*** Exercise materials
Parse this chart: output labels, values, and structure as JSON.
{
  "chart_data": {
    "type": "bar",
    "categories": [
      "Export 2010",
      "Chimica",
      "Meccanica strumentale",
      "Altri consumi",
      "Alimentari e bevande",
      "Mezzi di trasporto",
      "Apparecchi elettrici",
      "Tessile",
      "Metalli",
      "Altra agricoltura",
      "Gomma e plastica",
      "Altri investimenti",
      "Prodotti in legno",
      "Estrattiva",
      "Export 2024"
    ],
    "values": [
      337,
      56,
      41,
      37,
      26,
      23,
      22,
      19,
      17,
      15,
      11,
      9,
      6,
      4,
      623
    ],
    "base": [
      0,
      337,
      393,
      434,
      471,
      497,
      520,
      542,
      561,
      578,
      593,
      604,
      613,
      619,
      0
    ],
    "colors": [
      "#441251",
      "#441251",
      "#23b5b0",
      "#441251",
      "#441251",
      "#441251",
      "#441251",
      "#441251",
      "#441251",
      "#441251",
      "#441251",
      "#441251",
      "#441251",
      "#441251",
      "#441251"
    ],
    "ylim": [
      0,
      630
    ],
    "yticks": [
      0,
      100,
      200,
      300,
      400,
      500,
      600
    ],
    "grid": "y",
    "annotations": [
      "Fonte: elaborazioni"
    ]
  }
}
******
*** Exercise materials
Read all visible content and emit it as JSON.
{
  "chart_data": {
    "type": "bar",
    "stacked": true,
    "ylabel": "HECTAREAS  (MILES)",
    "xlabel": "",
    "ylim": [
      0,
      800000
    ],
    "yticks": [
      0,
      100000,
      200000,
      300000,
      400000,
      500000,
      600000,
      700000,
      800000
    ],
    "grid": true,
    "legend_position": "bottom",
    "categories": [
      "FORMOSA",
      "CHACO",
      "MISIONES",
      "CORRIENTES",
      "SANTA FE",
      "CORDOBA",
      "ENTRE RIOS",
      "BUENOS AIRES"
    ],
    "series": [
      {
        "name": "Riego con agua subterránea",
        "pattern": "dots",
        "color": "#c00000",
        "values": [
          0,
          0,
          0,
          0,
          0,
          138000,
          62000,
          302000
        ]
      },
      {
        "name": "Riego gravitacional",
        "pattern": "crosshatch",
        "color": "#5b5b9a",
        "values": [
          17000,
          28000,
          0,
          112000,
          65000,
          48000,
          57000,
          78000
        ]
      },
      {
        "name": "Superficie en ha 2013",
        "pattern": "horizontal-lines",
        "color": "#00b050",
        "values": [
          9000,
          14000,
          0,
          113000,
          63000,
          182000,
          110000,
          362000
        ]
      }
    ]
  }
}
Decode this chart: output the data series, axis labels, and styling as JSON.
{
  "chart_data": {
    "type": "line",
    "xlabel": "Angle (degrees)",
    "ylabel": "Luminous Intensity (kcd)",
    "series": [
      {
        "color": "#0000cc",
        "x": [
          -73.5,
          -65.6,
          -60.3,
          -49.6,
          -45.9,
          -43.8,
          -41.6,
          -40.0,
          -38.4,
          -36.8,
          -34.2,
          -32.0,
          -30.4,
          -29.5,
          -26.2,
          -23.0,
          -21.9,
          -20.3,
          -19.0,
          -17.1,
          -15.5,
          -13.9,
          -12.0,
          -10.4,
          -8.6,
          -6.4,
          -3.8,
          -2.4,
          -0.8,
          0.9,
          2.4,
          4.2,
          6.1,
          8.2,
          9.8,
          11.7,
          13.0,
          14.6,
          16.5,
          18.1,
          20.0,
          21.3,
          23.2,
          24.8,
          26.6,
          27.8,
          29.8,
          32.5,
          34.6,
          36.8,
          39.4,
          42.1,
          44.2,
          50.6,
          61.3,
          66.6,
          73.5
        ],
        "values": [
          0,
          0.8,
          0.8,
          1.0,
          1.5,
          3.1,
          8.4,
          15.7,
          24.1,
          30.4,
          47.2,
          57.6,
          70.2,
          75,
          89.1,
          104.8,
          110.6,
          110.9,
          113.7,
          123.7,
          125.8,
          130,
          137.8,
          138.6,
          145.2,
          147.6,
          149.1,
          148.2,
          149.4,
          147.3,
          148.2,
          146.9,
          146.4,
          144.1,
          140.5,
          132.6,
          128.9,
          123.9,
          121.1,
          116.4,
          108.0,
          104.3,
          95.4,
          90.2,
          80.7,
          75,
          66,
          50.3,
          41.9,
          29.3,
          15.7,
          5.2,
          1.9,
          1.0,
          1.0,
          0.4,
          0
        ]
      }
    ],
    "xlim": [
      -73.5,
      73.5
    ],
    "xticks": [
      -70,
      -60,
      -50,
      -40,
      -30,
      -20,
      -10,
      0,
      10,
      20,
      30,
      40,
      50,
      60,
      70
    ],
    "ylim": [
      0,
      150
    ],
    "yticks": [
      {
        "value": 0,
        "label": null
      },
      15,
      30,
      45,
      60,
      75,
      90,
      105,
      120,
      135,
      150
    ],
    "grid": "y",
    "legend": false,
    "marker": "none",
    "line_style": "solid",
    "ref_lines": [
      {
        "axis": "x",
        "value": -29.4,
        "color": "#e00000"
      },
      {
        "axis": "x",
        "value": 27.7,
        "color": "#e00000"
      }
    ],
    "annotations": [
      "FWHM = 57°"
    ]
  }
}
******
**Exercise**
In the lines above, find each one with "this" and list it.

**Result**
Parse this chart: output labels, values, and structure as JSON.
Decode this chart: output the data series, axis labels, and styling as JSON.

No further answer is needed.